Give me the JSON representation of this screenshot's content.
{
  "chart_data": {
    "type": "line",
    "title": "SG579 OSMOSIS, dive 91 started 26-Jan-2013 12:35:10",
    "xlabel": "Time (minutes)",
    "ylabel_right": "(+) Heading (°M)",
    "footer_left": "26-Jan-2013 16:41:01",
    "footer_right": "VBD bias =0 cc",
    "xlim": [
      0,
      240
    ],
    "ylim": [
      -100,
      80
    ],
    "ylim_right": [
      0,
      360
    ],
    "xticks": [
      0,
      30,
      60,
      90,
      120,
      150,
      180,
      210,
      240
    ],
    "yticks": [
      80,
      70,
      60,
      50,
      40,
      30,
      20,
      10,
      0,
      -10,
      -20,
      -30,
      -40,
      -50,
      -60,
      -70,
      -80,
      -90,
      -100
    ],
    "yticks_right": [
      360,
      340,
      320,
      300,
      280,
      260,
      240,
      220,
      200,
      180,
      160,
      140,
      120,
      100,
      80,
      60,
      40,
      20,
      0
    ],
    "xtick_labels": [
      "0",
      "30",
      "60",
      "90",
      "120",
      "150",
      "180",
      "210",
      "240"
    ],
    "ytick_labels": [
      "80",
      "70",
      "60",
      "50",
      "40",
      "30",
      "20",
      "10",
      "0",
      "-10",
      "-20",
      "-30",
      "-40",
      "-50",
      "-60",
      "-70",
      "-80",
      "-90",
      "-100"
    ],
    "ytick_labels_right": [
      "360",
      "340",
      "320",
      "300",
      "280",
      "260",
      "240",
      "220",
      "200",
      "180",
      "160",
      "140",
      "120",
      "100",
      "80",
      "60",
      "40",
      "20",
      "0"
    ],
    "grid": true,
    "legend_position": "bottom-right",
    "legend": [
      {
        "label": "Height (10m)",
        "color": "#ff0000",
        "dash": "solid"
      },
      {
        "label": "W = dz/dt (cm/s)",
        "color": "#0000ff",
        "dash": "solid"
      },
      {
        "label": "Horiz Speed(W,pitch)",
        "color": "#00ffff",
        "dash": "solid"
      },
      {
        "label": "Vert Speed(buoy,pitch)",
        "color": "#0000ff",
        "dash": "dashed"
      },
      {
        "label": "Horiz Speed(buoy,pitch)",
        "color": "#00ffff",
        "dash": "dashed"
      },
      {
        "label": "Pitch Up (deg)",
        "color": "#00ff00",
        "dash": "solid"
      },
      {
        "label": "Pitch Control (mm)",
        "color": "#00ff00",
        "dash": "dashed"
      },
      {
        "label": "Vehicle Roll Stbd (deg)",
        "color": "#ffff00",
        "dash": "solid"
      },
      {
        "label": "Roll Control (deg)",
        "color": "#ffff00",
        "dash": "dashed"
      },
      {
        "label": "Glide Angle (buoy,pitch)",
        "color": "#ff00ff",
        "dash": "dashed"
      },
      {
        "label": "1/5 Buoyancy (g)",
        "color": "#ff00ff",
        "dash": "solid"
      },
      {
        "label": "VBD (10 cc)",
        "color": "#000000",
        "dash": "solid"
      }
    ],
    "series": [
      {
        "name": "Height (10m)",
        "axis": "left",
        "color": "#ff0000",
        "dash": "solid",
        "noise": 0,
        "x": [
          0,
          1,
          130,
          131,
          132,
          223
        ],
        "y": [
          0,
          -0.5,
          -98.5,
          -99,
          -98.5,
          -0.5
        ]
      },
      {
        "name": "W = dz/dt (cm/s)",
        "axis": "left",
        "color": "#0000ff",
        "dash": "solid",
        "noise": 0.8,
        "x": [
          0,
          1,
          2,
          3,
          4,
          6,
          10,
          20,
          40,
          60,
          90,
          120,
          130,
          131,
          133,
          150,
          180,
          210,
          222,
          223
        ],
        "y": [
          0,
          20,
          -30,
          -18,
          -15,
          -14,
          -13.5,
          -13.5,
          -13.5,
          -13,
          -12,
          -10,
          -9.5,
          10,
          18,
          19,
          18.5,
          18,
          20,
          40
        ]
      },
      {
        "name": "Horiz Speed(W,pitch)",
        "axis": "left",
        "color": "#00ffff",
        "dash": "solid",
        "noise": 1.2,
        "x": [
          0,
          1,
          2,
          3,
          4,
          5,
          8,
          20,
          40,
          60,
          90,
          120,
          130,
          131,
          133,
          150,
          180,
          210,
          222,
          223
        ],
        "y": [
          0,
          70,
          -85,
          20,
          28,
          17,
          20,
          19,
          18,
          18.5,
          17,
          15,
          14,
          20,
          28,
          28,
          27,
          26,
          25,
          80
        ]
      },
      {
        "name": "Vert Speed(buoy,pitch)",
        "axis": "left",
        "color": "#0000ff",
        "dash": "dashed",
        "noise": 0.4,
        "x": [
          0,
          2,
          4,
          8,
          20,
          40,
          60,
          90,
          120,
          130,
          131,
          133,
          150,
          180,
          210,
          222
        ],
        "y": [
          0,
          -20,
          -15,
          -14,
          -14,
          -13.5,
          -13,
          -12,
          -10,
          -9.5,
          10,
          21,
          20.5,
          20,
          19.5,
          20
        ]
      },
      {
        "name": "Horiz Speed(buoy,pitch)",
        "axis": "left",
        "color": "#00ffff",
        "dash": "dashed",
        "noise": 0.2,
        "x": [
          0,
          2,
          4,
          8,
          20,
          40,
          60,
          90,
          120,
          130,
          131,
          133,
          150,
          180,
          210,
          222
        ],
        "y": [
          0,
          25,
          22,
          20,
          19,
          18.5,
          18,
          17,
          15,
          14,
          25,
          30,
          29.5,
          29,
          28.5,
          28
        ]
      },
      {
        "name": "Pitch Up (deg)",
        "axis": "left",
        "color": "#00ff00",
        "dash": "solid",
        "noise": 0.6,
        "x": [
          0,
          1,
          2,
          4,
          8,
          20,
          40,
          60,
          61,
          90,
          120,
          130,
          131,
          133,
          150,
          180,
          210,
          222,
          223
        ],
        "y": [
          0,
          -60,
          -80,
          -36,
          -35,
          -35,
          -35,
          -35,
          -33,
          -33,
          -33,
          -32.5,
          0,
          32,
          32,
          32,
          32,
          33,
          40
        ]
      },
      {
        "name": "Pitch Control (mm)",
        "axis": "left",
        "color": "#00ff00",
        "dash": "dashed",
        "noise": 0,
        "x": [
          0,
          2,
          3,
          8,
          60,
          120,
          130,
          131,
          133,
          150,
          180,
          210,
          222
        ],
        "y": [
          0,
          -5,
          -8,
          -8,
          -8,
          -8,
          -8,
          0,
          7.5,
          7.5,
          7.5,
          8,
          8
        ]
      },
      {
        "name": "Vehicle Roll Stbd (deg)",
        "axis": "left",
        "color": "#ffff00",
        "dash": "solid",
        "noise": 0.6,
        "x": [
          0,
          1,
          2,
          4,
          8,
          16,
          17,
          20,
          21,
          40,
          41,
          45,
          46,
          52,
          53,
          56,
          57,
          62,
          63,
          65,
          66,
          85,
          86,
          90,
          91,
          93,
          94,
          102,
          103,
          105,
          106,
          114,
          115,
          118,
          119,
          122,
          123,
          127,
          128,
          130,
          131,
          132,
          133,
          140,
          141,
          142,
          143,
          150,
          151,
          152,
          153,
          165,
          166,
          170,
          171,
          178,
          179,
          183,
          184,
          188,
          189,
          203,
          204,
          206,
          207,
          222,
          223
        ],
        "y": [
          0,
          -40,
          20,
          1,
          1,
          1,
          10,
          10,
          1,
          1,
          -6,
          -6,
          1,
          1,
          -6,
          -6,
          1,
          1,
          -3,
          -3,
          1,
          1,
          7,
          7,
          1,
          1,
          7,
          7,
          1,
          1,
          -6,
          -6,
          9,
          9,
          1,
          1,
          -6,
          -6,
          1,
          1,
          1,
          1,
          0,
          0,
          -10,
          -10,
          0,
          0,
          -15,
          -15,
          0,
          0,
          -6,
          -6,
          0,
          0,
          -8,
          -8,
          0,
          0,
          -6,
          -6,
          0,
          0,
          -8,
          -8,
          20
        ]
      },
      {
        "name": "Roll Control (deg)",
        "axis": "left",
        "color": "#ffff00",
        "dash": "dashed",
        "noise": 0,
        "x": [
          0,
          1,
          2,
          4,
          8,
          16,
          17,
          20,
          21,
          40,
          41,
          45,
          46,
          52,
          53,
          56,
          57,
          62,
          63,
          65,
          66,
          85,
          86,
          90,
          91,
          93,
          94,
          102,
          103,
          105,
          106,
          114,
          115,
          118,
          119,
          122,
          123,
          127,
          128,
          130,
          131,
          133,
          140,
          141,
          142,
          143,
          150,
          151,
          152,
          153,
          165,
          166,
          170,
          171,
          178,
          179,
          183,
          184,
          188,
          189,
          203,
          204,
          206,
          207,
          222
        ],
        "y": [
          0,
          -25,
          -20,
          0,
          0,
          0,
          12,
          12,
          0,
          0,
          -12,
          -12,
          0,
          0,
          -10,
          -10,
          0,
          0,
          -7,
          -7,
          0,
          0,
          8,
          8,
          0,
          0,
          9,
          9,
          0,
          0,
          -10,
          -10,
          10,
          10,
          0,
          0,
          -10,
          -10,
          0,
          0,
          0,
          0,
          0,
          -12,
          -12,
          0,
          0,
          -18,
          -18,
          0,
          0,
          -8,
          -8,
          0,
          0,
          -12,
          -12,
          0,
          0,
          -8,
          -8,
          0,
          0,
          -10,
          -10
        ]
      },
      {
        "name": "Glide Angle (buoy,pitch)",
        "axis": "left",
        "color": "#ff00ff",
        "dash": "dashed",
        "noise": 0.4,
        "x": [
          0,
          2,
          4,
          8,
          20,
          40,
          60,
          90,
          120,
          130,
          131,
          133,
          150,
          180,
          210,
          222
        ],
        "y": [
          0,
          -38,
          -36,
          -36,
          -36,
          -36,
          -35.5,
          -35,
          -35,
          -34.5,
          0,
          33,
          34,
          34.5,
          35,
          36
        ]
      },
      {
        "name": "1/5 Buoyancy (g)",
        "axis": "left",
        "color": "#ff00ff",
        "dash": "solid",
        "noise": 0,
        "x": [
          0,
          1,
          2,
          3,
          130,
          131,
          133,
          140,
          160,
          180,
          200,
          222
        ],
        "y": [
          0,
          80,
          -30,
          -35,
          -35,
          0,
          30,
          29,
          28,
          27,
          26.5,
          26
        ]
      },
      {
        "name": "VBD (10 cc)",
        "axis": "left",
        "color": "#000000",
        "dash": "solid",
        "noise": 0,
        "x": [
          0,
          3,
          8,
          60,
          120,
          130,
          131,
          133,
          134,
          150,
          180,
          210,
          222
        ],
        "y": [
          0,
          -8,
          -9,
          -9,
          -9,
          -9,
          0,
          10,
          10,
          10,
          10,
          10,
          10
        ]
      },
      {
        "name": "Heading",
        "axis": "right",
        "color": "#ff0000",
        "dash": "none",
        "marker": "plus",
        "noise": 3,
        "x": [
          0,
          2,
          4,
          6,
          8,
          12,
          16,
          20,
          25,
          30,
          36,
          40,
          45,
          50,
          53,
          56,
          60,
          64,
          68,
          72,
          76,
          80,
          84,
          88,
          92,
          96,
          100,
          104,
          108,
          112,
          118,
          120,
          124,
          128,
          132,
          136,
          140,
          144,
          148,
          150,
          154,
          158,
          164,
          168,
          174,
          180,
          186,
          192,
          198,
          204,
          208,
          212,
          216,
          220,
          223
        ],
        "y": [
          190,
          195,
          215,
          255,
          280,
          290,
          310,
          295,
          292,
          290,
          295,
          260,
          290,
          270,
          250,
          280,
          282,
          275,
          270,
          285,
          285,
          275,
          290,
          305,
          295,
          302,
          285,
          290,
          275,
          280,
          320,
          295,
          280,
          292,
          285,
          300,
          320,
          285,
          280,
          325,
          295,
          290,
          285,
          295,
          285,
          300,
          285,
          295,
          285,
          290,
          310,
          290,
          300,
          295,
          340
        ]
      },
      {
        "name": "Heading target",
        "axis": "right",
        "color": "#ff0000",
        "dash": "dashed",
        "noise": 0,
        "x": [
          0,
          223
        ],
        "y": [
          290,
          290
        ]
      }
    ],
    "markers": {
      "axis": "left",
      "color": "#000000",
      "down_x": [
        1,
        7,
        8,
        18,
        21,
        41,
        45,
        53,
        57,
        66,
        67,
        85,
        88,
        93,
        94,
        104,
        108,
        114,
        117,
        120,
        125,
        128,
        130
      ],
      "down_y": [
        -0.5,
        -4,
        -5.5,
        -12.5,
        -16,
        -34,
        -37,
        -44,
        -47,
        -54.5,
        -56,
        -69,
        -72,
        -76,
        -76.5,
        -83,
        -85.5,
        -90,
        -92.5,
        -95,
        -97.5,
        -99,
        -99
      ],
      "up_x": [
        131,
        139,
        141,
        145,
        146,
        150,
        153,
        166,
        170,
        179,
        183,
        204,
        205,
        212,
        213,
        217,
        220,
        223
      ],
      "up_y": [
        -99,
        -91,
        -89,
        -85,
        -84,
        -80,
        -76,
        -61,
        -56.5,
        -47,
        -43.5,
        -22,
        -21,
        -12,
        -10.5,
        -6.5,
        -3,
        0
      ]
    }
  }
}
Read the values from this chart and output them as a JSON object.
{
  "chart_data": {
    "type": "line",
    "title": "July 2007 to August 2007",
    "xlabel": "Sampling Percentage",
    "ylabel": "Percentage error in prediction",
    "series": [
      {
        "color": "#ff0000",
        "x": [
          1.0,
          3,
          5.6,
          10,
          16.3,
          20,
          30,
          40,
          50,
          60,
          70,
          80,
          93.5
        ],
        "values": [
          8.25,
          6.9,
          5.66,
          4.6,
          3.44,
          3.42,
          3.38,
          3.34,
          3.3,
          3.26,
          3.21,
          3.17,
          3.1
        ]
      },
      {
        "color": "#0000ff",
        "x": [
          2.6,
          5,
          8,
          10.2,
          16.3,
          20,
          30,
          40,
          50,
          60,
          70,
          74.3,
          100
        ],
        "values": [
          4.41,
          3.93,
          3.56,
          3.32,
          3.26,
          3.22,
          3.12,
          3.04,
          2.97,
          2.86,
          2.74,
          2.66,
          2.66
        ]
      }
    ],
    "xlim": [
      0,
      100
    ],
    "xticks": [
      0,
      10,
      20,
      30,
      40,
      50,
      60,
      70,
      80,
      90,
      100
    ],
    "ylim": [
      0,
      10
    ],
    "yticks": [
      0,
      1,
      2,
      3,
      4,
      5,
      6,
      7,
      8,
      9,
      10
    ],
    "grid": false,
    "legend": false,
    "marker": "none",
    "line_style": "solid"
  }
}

### Your task
Only the lines from the one that contains "Read the values" to the end of the data should be output, exactly as they appear.

### Exercise response
Read the values from this chart and output them as a JSON object.
{
  "chart_data": {
    "type": "line",
    "title": "July 2007 to August 2007",
    "xlabel": "Sampling Percentage",
    "ylabel": "Percentage error in prediction",
    "series": [
      {
        "color": "#ff0000",
        "x": [
          1.0,
          3,
          5.6,
          10,
          16.3,
          20,
          30,
          40,
          50,
          60,
          70,
          80,
          93.5
        ],
        "values": [
          8.25,
          6.9,
          5.66,
          4.6,
          3.44,
          3.42,
          3.38,
          3.34,
          3.3,
          3.26,
          3.21,
          3.17,
          3.1
        ]
      },
      {
        "color": "#0000ff",
        "x": [
          2.6,
          5,
          8,
          10.2,
          16.3,
          20,
          30,
          40,
          50,
          60,
          70,
          74.3,
          100
        ],
        "values": [
          4.41,
          3.93,
          3.56,
          3.32,
          3.26,
          3.22,
          3.12,
          3.04,
          2.97,
          2.86,
          2.74,
          2.66,
          2.66
        ]
      }
    ],
    "xlim": [
      0,
      100
    ],
    "xticks": [
      0,
      10,
      20,
      30,
      40,
      50,
      60,
      70,
      80,
      90,
      100
    ],
    "ylim": [
      0,
      10
    ],
    "yticks": [
      0,
      1,
      2,
      3,
      4,
      5,
      6,
      7,
      8,
      9,
      10
    ],
    "grid": false,
    "legend": false,
    "marker": "none",
    "line_style": "solid"
  }
}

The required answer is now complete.